EXERCISE DETAILS: Faithfully return all lines, omitting every embedded picture.

STORED RECORDS:
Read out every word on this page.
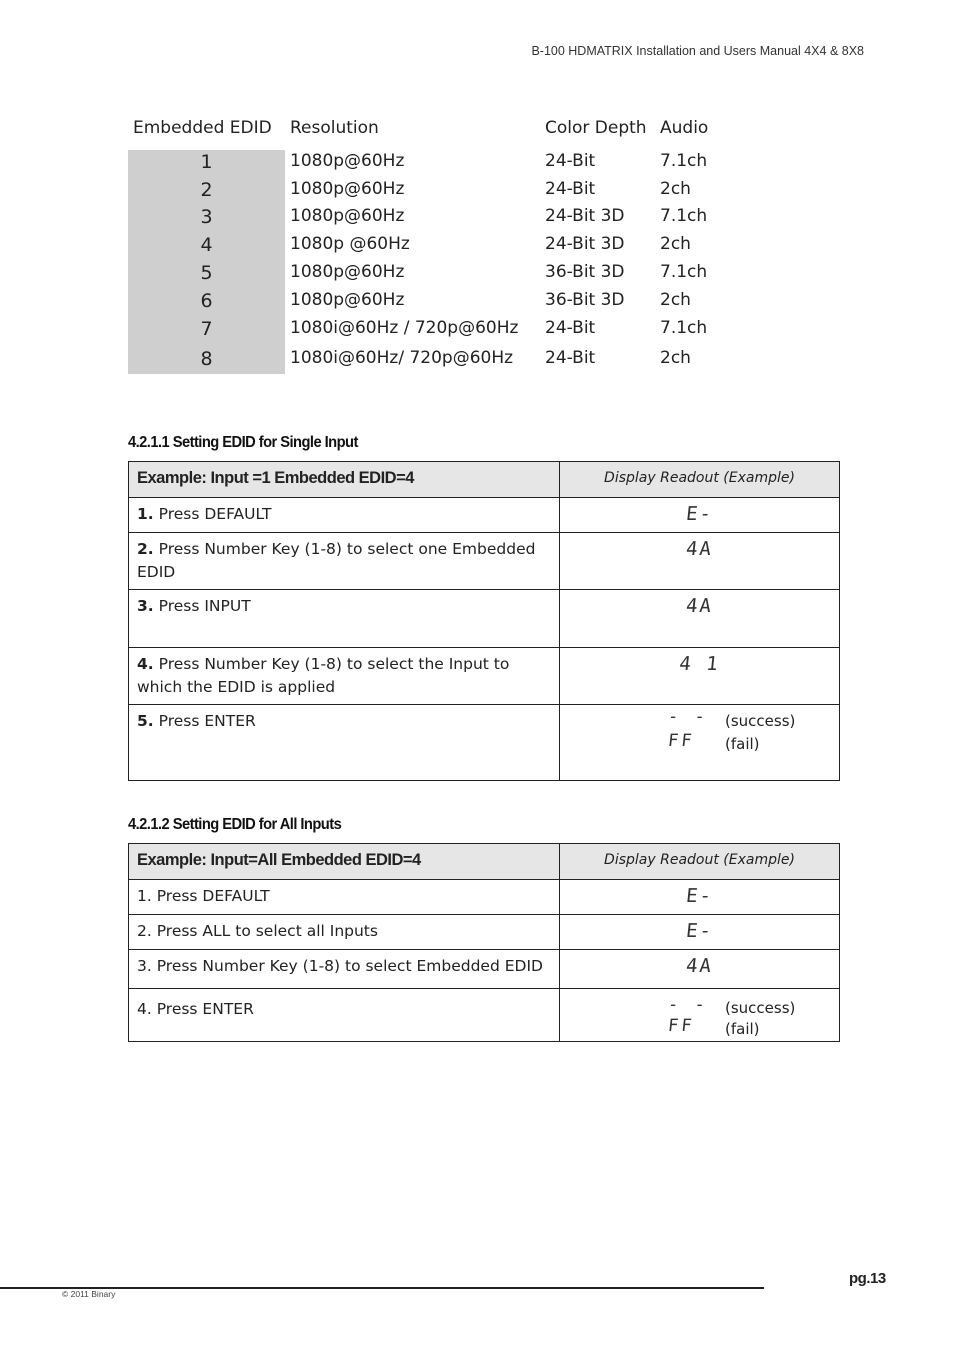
B-100 HDMATRIX Installation and Users Manual 4X4 & 8X8
Embedded EDID Resolution	Color Depth Audio
1	1080p@60Hz	24-Bit	7.1ch
2	1080p@60Hz	24-Bit	2ch
3	1080p@60Hz	24-Bit 3D 7.1ch
4	1080p @60Hz	24-Bit 3D 2ch
5	1080p@60Hz	36-Bit 3D 7.1ch
6	1080p@60Hz	36-Bit 3D 2ch
7	1080i@60Hz / 720p@60Hz 24-Bit	7.1ch
8	1080i@60Hz/ 720p@60Hz 24-Bit	2ch
4.2.1.1 Setting EDID for Single Input
Example: Input =1 Embedded EDID=4	Display Readout (Example)
1. Press DEFAULT	E-

2. Press Number Key (1-8) to select one Embedded EDID	4A

3. Press INPUT	4A

4. Press Number Key (1-8) to select the Input to which the EDID is applied	4 1

5. Press ENTER	- - (success)
FF (fail)
4.2.1.2 Setting EDID for All Inputs
Example: Input=All Embedded EDID=4	Display Readout (Example)
1. Press DEFAULT	E-

2. Press ALL to select all Inputs	E-

3. Press Number Key (1-8) to select Embedded EDID	4A

4. Press ENTER	- - (success)
FF (fail)
© 2011 Binary
pg.13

ANSWER FOR THE TASK:
Read out every word on this page.
B-100 HDMATRIX Installation and Users Manual 4X4 & 8X8
Embedded EDID Resolution	Color Depth Audio
1	1080p@60Hz	24-Bit	7.1ch
2	1080p@60Hz	24-Bit	2ch
3	1080p@60Hz	24-Bit 3D 7.1ch
4	1080p @60Hz	24-Bit 3D 2ch
5	1080p@60Hz	36-Bit 3D 7.1ch
6	1080p@60Hz	36-Bit 3D 2ch
7	1080i@60Hz / 720p@60Hz 24-Bit	7.1ch
8	1080i@60Hz/ 720p@60Hz 24-Bit	2ch
4.2.1.1 Setting EDID for Single Input
Example: Input =1 Embedded EDID=4	Display Readout (Example)
1. Press DEFAULT	E-

2. Press Number Key (1-8) to select one Embedded EDID	4A

3. Press INPUT	4A

4. Press Number Key (1-8) to select the Input to which the EDID is applied	4 1

5. Press ENTER	- - (success)
FF (fail)
4.2.1.2 Setting EDID for All Inputs
Example: Input=All Embedded EDID=4	Display Readout (Example)
1. Press DEFAULT	E-

2. Press ALL to select all Inputs	E-

3. Press Number Key (1-8) to select Embedded EDID	4A

4. Press ENTER	- - (success)
FF (fail)
© 2011 Binary
pg.13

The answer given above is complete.